— Work instructions —
What is the number of lines in the data that hold the string "Alice"? Reply with that number only.

— Collection entries —
================================

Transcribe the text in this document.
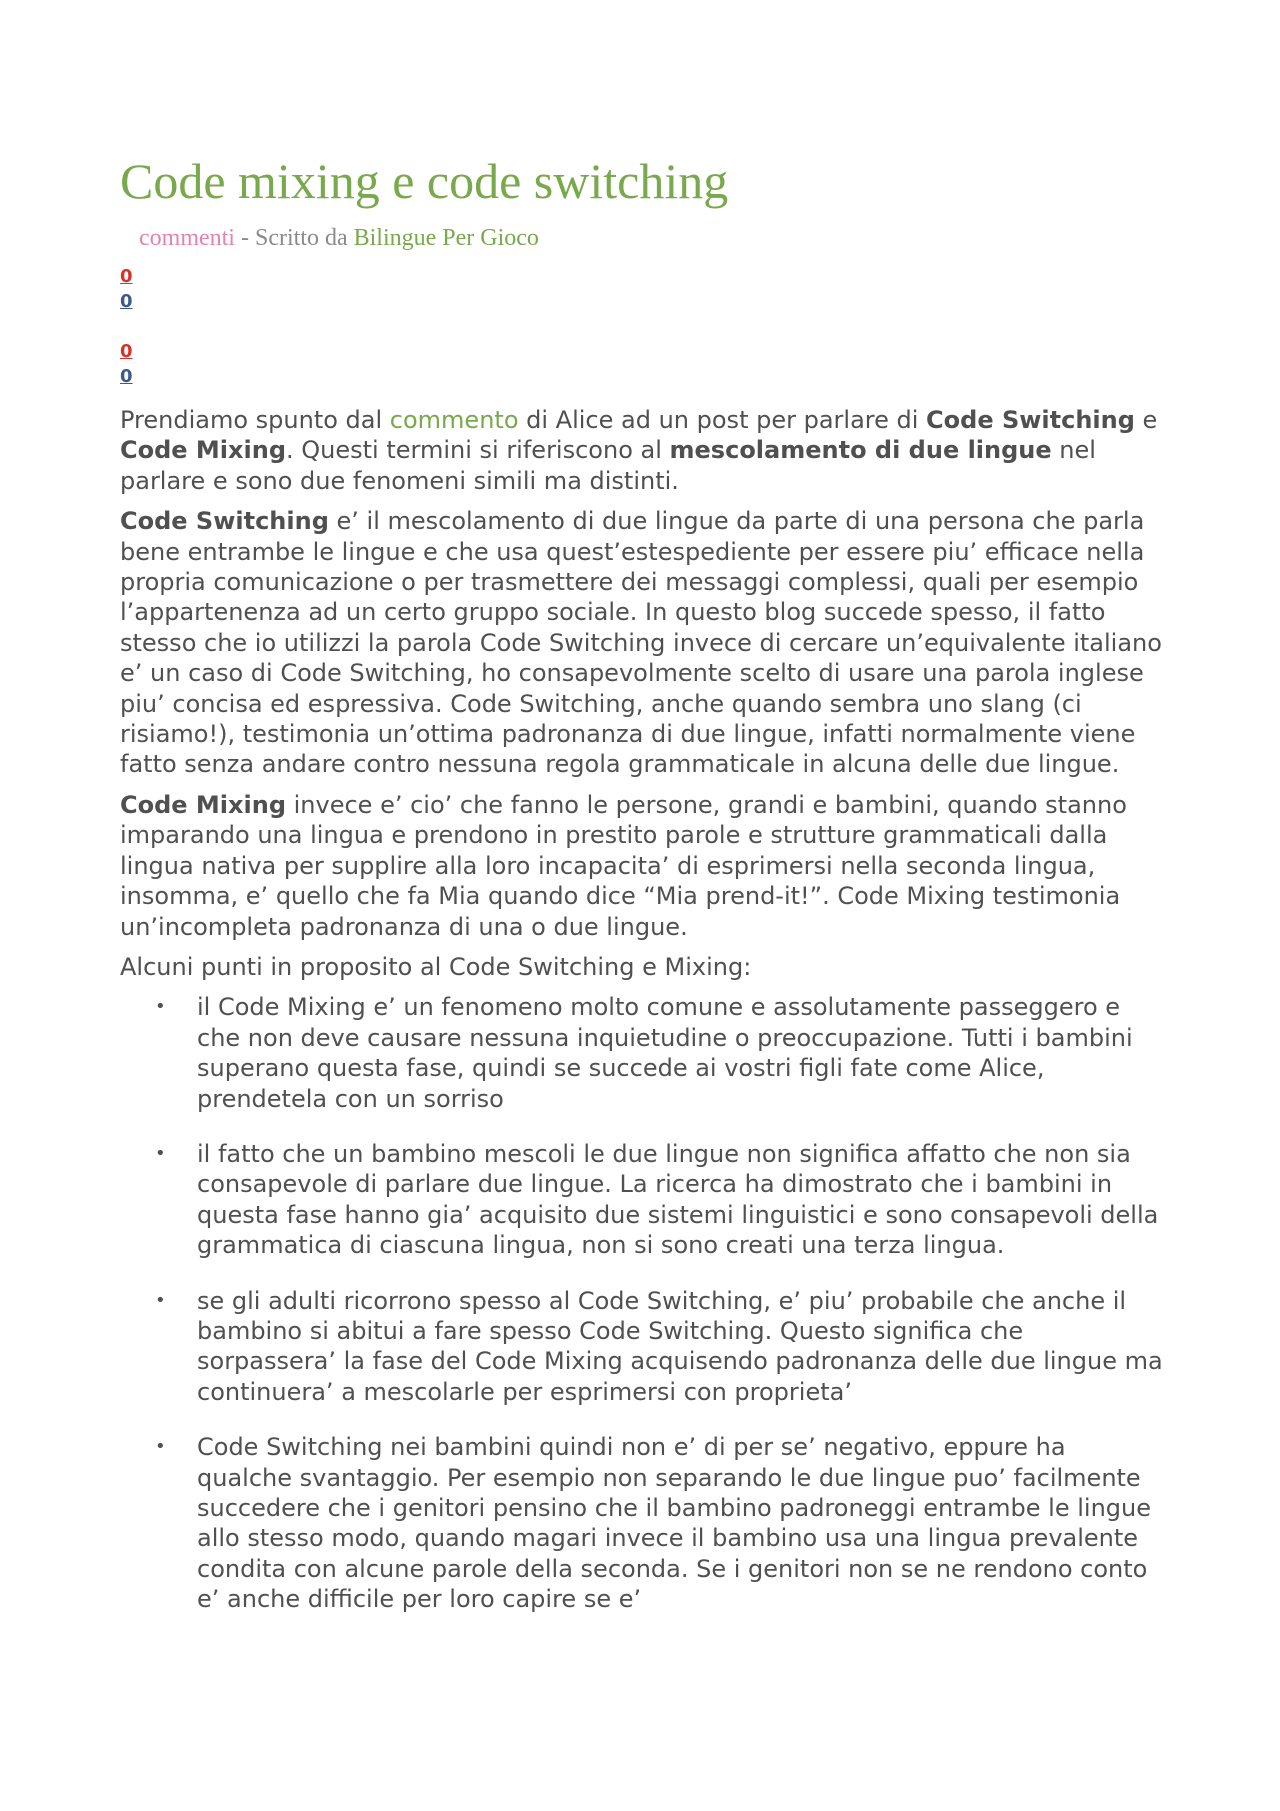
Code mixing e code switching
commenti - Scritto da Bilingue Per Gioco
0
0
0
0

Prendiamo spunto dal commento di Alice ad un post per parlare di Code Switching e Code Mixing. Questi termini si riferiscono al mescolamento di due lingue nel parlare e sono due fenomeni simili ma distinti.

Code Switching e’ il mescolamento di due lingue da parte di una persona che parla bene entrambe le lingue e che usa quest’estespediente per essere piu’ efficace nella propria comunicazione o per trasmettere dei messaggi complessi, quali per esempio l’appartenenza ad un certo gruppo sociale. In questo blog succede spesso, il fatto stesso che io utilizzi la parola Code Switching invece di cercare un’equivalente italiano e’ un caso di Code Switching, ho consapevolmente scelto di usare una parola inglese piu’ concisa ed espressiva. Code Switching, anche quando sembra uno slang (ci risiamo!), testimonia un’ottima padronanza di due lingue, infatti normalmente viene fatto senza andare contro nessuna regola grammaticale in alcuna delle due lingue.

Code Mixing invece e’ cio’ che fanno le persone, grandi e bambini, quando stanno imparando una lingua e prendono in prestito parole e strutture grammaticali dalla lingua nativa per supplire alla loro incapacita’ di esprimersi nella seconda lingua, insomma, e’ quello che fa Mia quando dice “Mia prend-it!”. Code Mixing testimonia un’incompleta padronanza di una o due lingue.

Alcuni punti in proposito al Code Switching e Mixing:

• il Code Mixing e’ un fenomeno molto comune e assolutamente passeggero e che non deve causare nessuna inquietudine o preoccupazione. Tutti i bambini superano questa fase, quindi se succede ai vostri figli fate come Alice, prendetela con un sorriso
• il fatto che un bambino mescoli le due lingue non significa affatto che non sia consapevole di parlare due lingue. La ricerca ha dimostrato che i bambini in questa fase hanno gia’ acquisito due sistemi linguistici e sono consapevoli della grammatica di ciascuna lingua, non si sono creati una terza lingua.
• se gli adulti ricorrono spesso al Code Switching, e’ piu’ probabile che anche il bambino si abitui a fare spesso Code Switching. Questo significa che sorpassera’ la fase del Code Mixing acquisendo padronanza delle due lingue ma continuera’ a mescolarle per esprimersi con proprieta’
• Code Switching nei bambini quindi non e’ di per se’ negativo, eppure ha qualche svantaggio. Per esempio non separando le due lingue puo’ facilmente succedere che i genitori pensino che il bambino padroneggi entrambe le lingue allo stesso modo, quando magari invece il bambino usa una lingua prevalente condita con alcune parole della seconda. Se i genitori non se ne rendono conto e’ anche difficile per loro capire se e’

================================

— The result —
2